• _TASK INPUT_
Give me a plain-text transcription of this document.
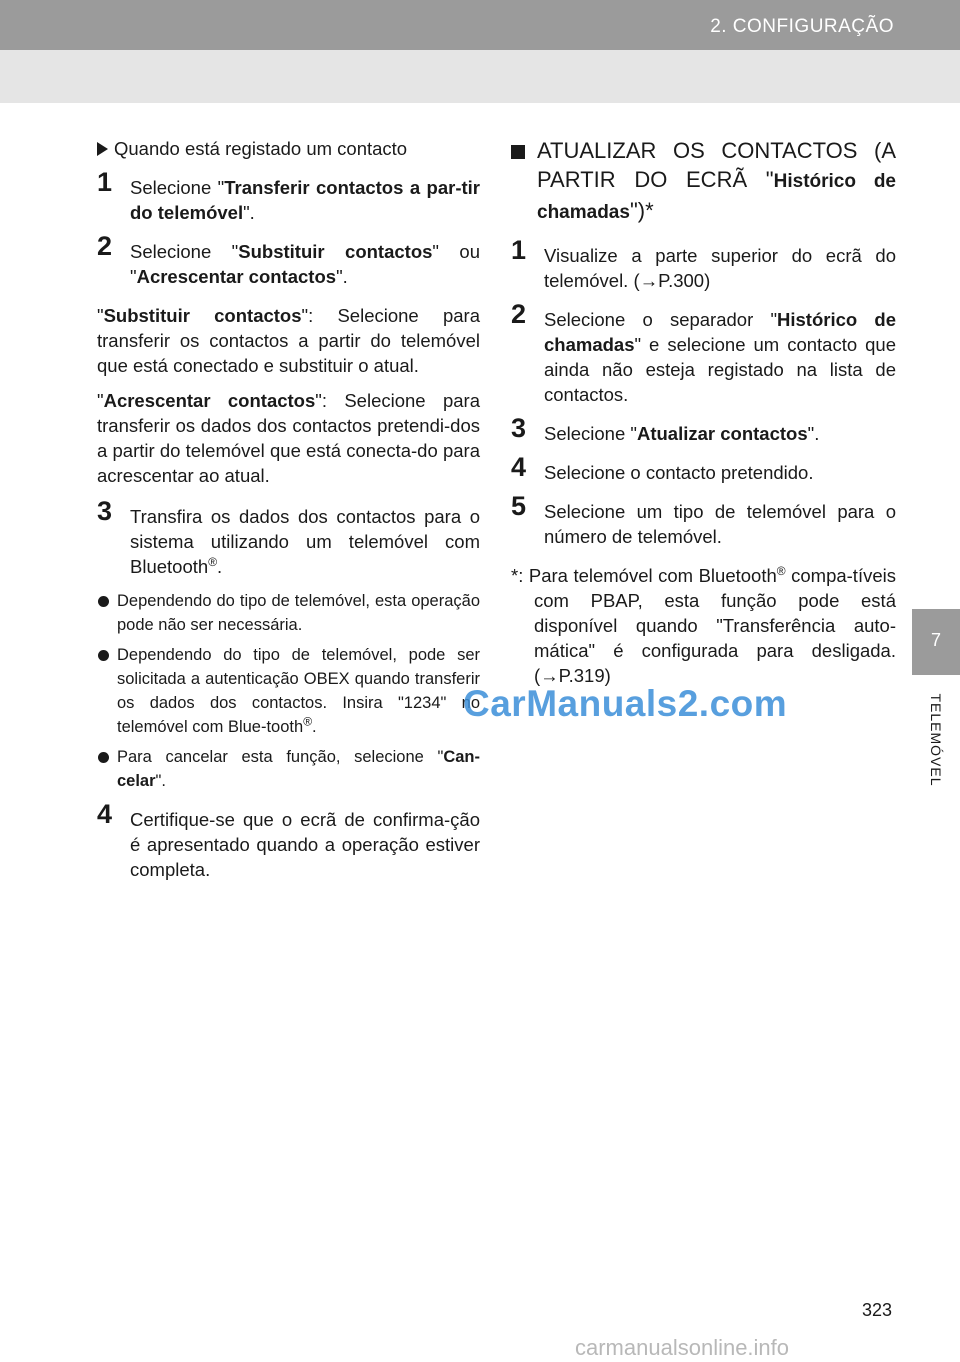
2. CONFIGURAÇÃO
7
TELEMÓVEL

Quando está registado um contacto

1 Selecione "Transferir contactos a par-tir do telemóvel".

2 Selecione "Substituir contactos" ou "Acrescentar contactos".

"Substituir contactos": Selecione para transferir os contactos a partir do telemóvel que está conectado e substituir o atual.

"Acrescentar contactos": Selecione para transferir os dados dos contactos pretendi-dos a partir do telemóvel que está conecta-do para acrescentar ao atual.

3 Transfira os dados dos contactos para o sistema utilizando um telemóvel com Bluetooth®.

Dependendo do tipo de telemóvel, esta operação pode não ser necessária.

Dependendo do tipo de telemóvel, pode ser solicitada a autenticação OBEX quando transferir os dados dos contactos. Insira "1234" no telemóvel com Blue-tooth®.

Para cancelar esta função, selecione "Can-celar".

4 Certifique-se que o ecrã de confirma-ção é apresentado quando a operação estiver completa.

ATUALIZAR OS CONTACTOS (A PARTIR DO ECRÃ "Histórico de chamadas")*

1 Visualize a parte superior do ecrã do telemóvel. (→P.300)

2 Selecione o separador "Histórico de chamadas" e selecione um contacto que ainda não esteja registado na lista de contactos.

3 Selecione "Atualizar contactos".

4 Selecione o contacto pretendido.

5 Selecione um tipo de telemóvel para o número de telemóvel.

*: Para telemóvel com Bluetooth® compa-tíveis com PBAP, esta função pode está disponível quando "Transferência auto-mática" é configurada para desligada. (→P.319)

CarManuals2.com
323
carmanualsonline.info
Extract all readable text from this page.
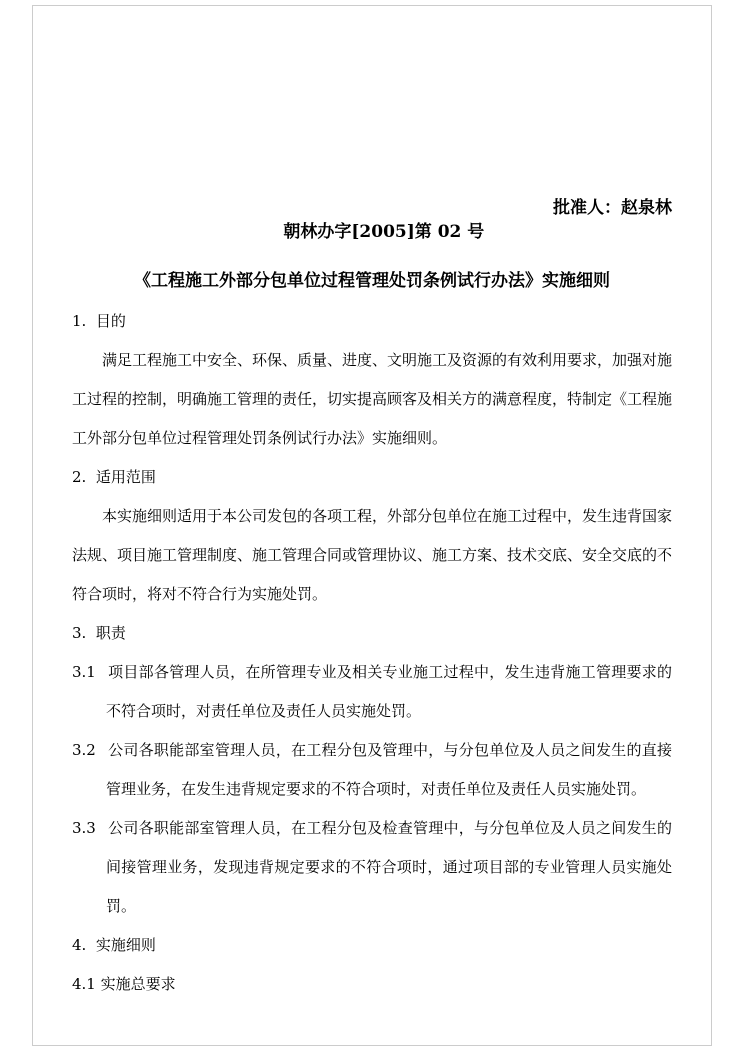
朝林办字[2005]第 02 号

批准人：赵泉林

《工程施工外部分包单位过程管理处罚条例试行办法》实施细则
1.  目的
满足工程施工中安全、环保、质量、进度、文明施工及资源的有效利用要求，加强对施工过程的控制，明确施工管理的责任，切实提高顾客及相关方的满意程度，特制定《工程施工外部分包单位过程管理处罚条例试行办法》实施细则。
2.  适用范围
本实施细则适用于本公司发包的各项工程，外部分包单位在施工过程中，发生违背国家法规、项目施工管理制度、施工管理合同或管理协议、施工方案、技术交底、安全交底的不符合项时，将对不符合行为实施处罚。
3.  职责
3.1 项目部各管理人员，在所管理专业及相关专业施工过程中，发生违背施工管理要求的不符合项时，对责任单位及责任人员实施处罚。
3.2 公司各职能部室管理人员，在工程分包及管理中，与分包单位及人员之间发生的直接管理业务，在发生违背规定要求的不符合项时，对责任单位及责任人员实施处罚。
3.3 公司各职能部室管理人员，在工程分包及检查管理中，与分包单位及人员之间发生的间接管理业务，发现违背规定要求的不符合项时，通过项目部的专业管理人员实施处罚。
4.  实施细则
4.1 实施总要求
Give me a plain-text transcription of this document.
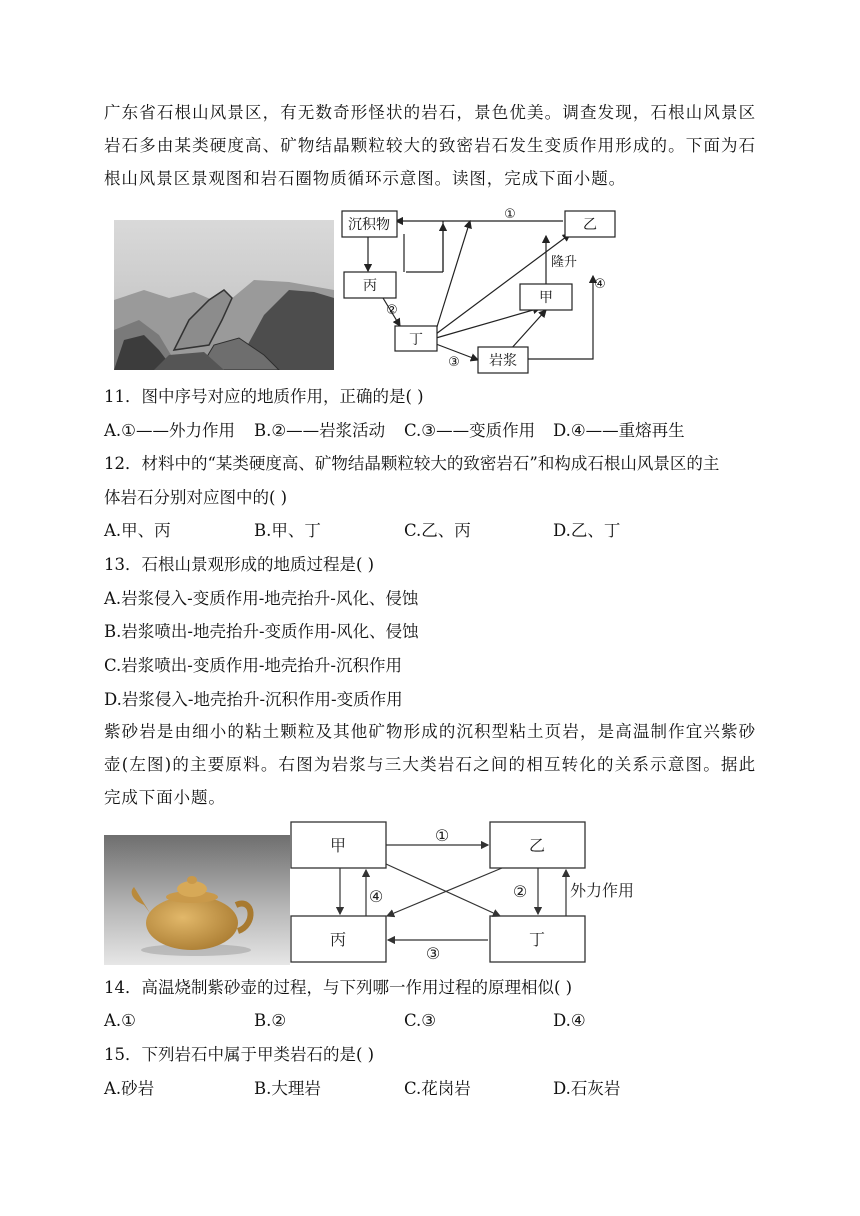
广东省石根山风景区，有无数奇形怪状的岩石，景色优美。调查发现，石根山风景区岩石多由某类硬度高、矿物结晶颗粒较大的致密岩石发生变质作用形成的。下面为石根山风景区景观图和岩石圈物质循环示意图。读图，完成下面小题。
沉积物	乙
丙
甲
丁
岩浆
①
②
③
④
隆升
11．图中序号对应的地质作用，正确的是( )
A.①——外力作用 B.②——岩浆活动 C.③——变质作用 D.④——重熔再生
12．材料中的“某类硬度高、矿物结晶颗粒较大的致密岩石”和构成石根山风景区的主
体岩石分别对应图中的( )
A.甲、丙	B.甲、丁	C.乙、丙	D.乙、丁
13．石根山景观形成的地质过程是( )
A.岩浆侵入-变质作用-地壳抬升-风化、侵蚀
B.岩浆喷出-地壳抬升-变质作用-风化、侵蚀
C.岩浆喷出-变质作用-地壳抬升-沉积作用
D.岩浆侵入-地壳抬升-沉积作用-变质作用
紫砂岩是由细小的粘土颗粒及其他矿物形成的沉积型粘土页岩，是高温制作宜兴紫砂壶(左图)的主要原料。右图为岩浆与三大类岩石之间的相互转化的关系示意图。据此完成下面小题。
甲	乙
丙	丁
①
②
③
④	外力作用
14．高温烧制紫砂壶的过程，与下列哪一作用过程的原理相似( )
A.①	B.②	C.③	D.④
15．下列岩石中属于甲类岩石的是( )
A.砂岩	B.大理岩	C.花岗岩	D.石灰岩
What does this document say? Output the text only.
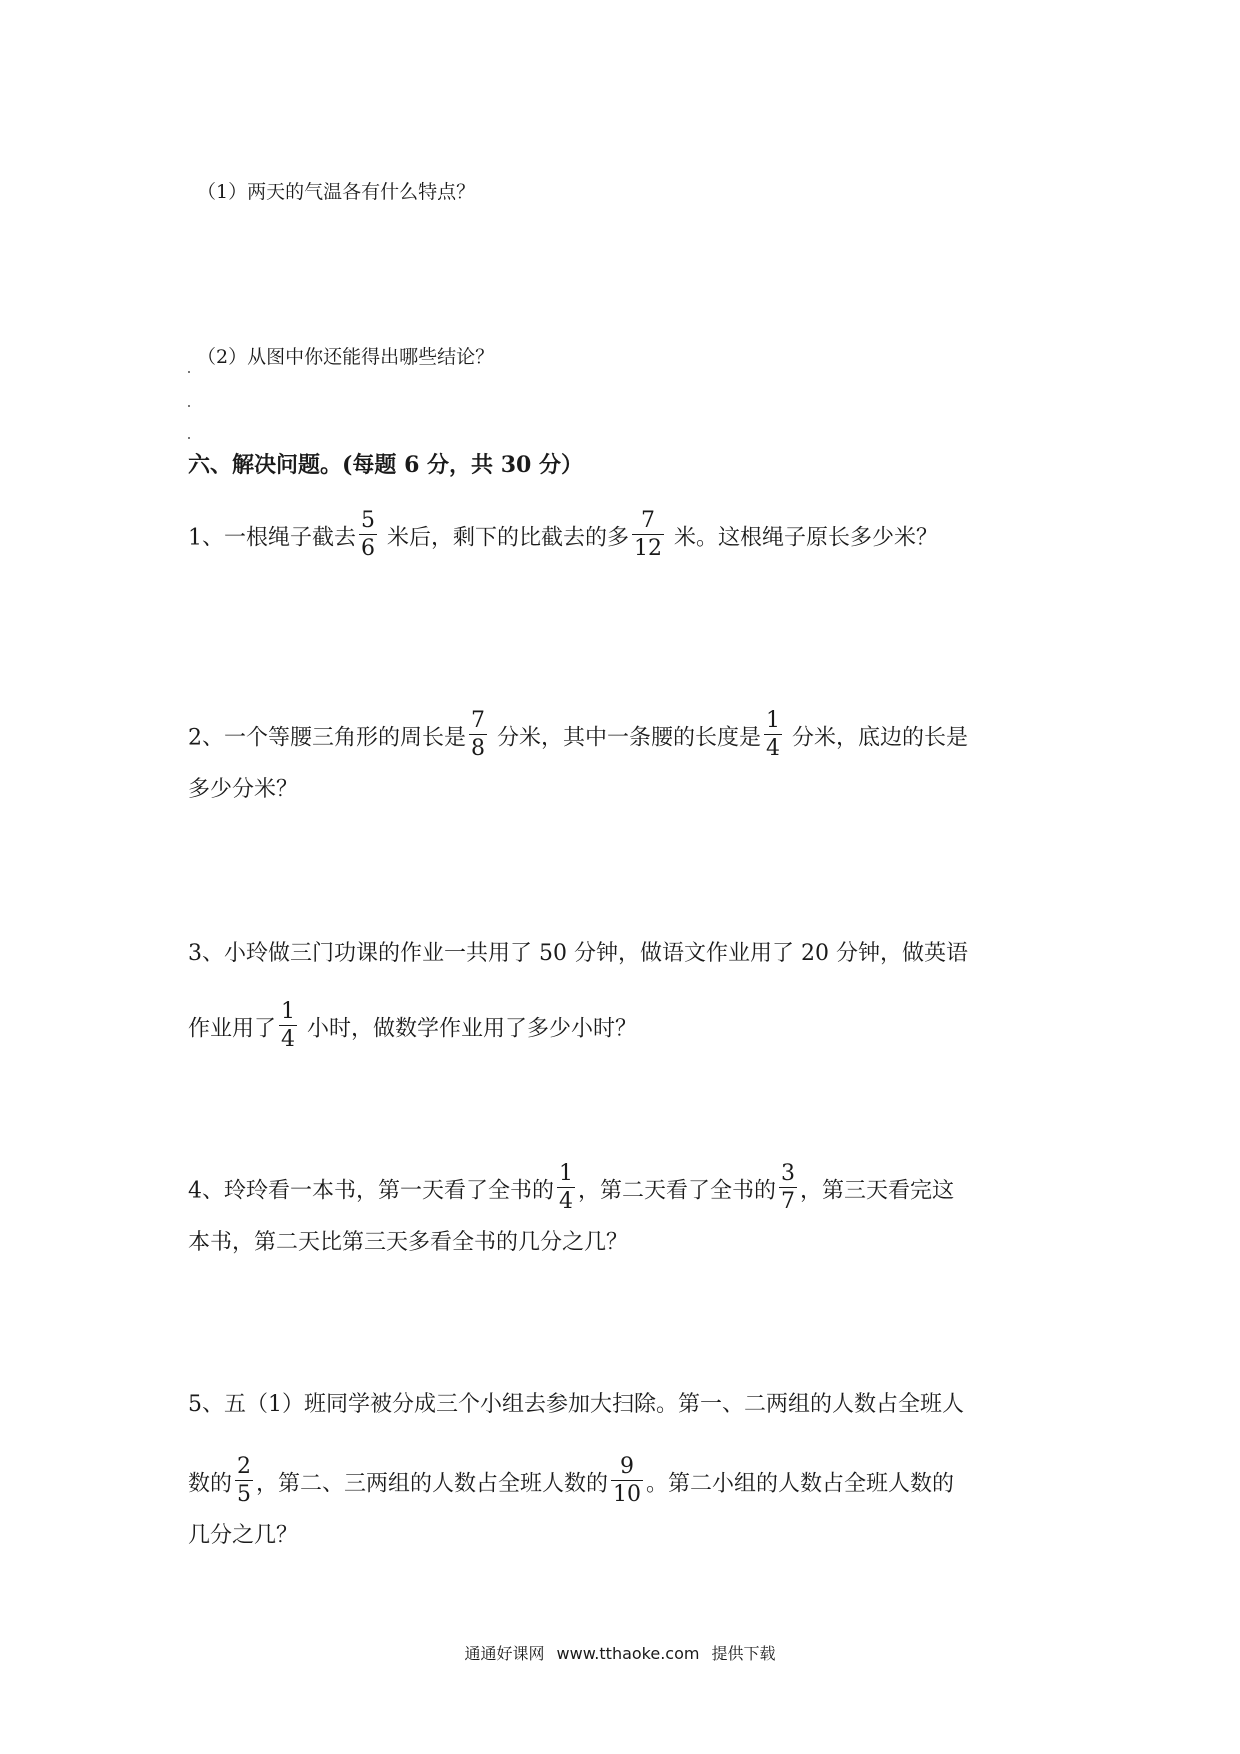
（1）两天的气温各有什么特点？
（2）从图中你还能得出哪些结论？
六、解决问题。(每题 6 分，共 30 分）
1、一根绳子截去 $\frac{5}{6}$ 米后，剩下的比截去的多 $\frac{7}{12}$ 米。这根绳子原长多少米？
2、一个等腰三角形的周长是 $\frac{7}{8}$ 分米，其中一条腰的长度是 $\frac{1}{4}$ 分米，底边的长是
多少分米？
3、小玲做三门功课的作业一共用了 50 分钟，做语文作业用了 20 分钟，做英语
作业用了 $\frac{1}{4}$ 小时，做数学作业用了多少小时？
4、玲玲看一本书，第一天看了全书的 $\frac{1}{4}$ ，第二天看了全书的 $\frac{3}{7}$ ，第三天看完这
本书，第二天比第三天多看全书的几分之几？
5、五（1）班同学被分成三个小组去参加大扫除。第一、二两组的人数占全班人
数的 $\frac{2}{5}$ ，第二、三两组的人数占全班人数的 $\frac{9}{10}$ 。第二小组的人数占全班人数的
几分之几？
通通好课网 www.tthaoke.com 提供下载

• _AIM_
Reproduce each line of the records exactly, and omit every picture.

• _ANSWER TO THE EXERCISE_
Give me a plain-text transcription of this document.
2. CONFIGURAÇÃO
7
TELEMÓVEL

Quando está registado um contacto

1 Selecione "Transferir contactos a par-tir do telemóvel".

2 Selecione "Substituir contactos" ou "Acrescentar contactos".

"Substituir contactos": Selecione para transferir os contactos a partir do telemóvel que está conectado e substituir o atual.

"Acrescentar contactos": Selecione para transferir os dados dos contactos pretendi-dos a partir do telemóvel que está conecta-do para acrescentar ao atual.

3 Transfira os dados dos contactos para o sistema utilizando um telemóvel com Bluetooth®.

Dependendo do tipo de telemóvel, esta operação pode não ser necessária.

Dependendo do tipo de telemóvel, pode ser solicitada a autenticação OBEX quando transferir os dados dos contactos. Insira "1234" no telemóvel com Blue-tooth®.

Para cancelar esta função, selecione "Can-celar".

4 Certifique-se que o ecrã de confirma-ção é apresentado quando a operação estiver completa.

ATUALIZAR OS CONTACTOS (A PARTIR DO ECRÃ "Histórico de chamadas")*

1 Visualize a parte superior do ecrã do telemóvel. (→P.300)

2 Selecione o separador "Histórico de chamadas" e selecione um contacto que ainda não esteja registado na lista de contactos.

3 Selecione "Atualizar contactos".

4 Selecione o contacto pretendido.

5 Selecione um tipo de telemóvel para o número de telemóvel.

*: Para telemóvel com Bluetooth® compa-tíveis com PBAP, esta função pode está disponível quando "Transferência auto-mática" é configurada para desligada. (→P.319)

CarManuals2.com
323
carmanualsonline.info
Extract all readable text from this page.
朝林办字[2005]第 02 号

批准人：赵泉林

《工程施工外部分包单位过程管理处罚条例试行办法》实施细则
1.  目的
满足工程施工中安全、环保、质量、进度、文明施工及资源的有效利用要求，加强对施工过程的控制，明确施工管理的责任，切实提高顾客及相关方的满意程度，特制定《工程施工外部分包单位过程管理处罚条例试行办法》实施细则。
2.  适用范围
本实施细则适用于本公司发包的各项工程，外部分包单位在施工过程中，发生违背国家法规、项目施工管理制度、施工管理合同或管理协议、施工方案、技术交底、安全交底的不符合项时，将对不符合行为实施处罚。
3.  职责
3.1 项目部各管理人员，在所管理专业及相关专业施工过程中，发生违背施工管理要求的不符合项时，对责任单位及责任人员实施处罚。
3.2 公司各职能部室管理人员，在工程分包及管理中，与分包单位及人员之间发生的直接管理业务，在发生违背规定要求的不符合项时，对责任单位及责任人员实施处罚。
3.3 公司各职能部室管理人员，在工程分包及检查管理中，与分包单位及人员之间发生的间接管理业务，发现违背规定要求的不符合项时，通过项目部的专业管理人员实施处罚。
4.  实施细则
4.1 实施总要求
Give me a plain-text transcription of this document.
广东省石根山风景区，有无数奇形怪状的岩石，景色优美。调查发现，石根山风景区岩石多由某类硬度高、矿物结晶颗粒较大的致密岩石发生变质作用形成的。下面为石根山风景区景观图和岩石圈物质循环示意图。读图，完成下面小题。
沉积物	乙
丙
甲
丁
岩浆
①
②
③
④
隆升
11．图中序号对应的地质作用，正确的是( )
A.①——外力作用 B.②——岩浆活动 C.③——变质作用 D.④——重熔再生
12．材料中的“某类硬度高、矿物结晶颗粒较大的致密岩石”和构成石根山风景区的主
体岩石分别对应图中的( )
A.甲、丙	B.甲、丁	C.乙、丙	D.乙、丁
13．石根山景观形成的地质过程是( )
A.岩浆侵入-变质作用-地壳抬升-风化、侵蚀
B.岩浆喷出-地壳抬升-变质作用-风化、侵蚀
C.岩浆喷出-变质作用-地壳抬升-沉积作用
D.岩浆侵入-地壳抬升-沉积作用-变质作用
紫砂岩是由细小的粘土颗粒及其他矿物形成的沉积型粘土页岩，是高温制作宜兴紫砂壶(左图)的主要原料。右图为岩浆与三大类岩石之间的相互转化的关系示意图。据此完成下面小题。
甲	乙
丙	丁
①
②
③
④	外力作用
14．高温烧制紫砂壶的过程，与下列哪一作用过程的原理相似( )
A.①	B.②	C.③	D.④
15．下列岩石中属于甲类岩石的是( )
A.砂岩	B.大理岩	C.花岗岩	D.石灰岩
What does this document say? Output the text only.
（1）两天的气温各有什么特点？
（2）从图中你还能得出哪些结论？
六、解决问题。(每题 6 分，共 30 分）
1、一根绳子截去 $\frac{5}{6}$ 米后，剩下的比截去的多 $\frac{7}{12}$ 米。这根绳子原长多少米？
2、一个等腰三角形的周长是 $\frac{7}{8}$ 分米，其中一条腰的长度是 $\frac{1}{4}$ 分米，底边的长是
多少分米？
3、小玲做三门功课的作业一共用了 50 分钟，做语文作业用了 20 分钟，做英语
作业用了 $\frac{1}{4}$ 小时，做数学作业用了多少小时？
4、玲玲看一本书，第一天看了全书的 $\frac{1}{4}$ ，第二天看了全书的 $\frac{3}{7}$ ，第三天看完这
本书，第二天比第三天多看全书的几分之几？
5、五（1）班同学被分成三个小组去参加大扫除。第一、二两组的人数占全班人
数的 $\frac{2}{5}$ ，第二、三两组的人数占全班人数的 $\frac{9}{10}$ 。第二小组的人数占全班人数的
几分之几？
通通好课网 www.tthaoke.com 提供下载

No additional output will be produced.